··· DATASET RECORDS ···
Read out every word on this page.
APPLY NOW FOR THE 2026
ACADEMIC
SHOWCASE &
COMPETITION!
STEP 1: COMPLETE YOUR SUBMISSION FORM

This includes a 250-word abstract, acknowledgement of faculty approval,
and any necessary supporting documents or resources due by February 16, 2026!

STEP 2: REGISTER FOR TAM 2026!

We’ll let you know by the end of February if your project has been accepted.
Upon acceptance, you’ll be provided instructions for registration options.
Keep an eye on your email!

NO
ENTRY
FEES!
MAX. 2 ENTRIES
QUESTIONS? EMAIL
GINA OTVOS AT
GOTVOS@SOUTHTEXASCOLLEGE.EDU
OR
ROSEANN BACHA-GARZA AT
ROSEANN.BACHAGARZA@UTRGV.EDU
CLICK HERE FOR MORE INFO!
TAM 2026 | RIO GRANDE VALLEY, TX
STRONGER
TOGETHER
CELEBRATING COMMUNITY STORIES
···
··· DATASET RECORDS ···
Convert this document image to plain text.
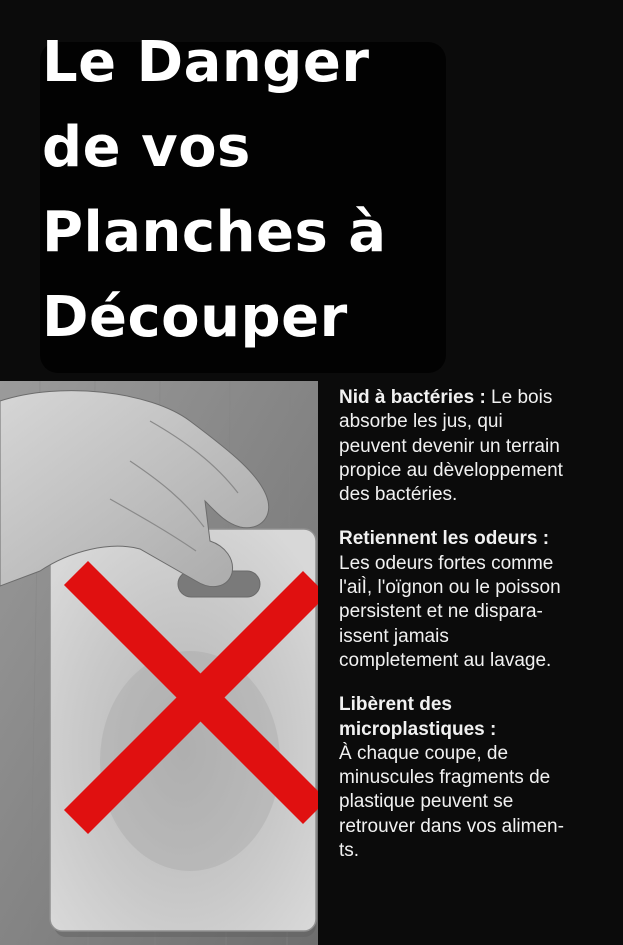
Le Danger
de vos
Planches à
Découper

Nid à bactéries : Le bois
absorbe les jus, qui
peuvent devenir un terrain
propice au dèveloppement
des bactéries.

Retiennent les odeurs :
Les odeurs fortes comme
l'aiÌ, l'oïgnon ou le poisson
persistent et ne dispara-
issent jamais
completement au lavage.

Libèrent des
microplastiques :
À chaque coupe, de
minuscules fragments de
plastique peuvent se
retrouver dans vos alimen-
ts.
···
··· DATASET RECORDS ···
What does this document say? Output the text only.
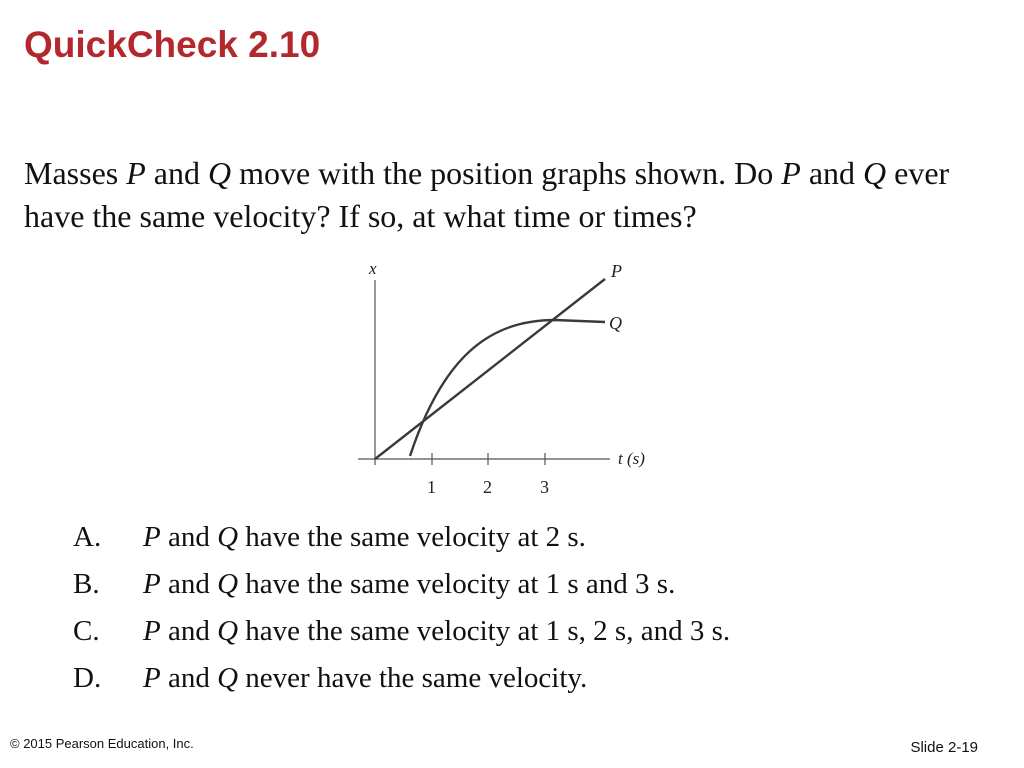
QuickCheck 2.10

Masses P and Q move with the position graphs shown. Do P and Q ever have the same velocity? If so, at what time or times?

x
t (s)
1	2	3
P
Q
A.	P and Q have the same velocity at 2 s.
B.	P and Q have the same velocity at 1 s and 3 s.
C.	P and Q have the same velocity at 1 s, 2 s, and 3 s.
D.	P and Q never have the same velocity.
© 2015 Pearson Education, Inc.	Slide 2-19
···
SET TASK »
Copy every line of the data that holds the string "same".

SOLVED EXERCISE »
Masses P and Q move with the position graphs shown. Do P and Q ever have the same velocity? If so, at what time or times?
A.	P and Q have the same velocity at 2 s.
B.	P and Q have the same velocity at 1 s and 3 s.
C.	P and Q have the same velocity at 1 s, 2 s, and 3 s.
D.	P and Q never have the same velocity.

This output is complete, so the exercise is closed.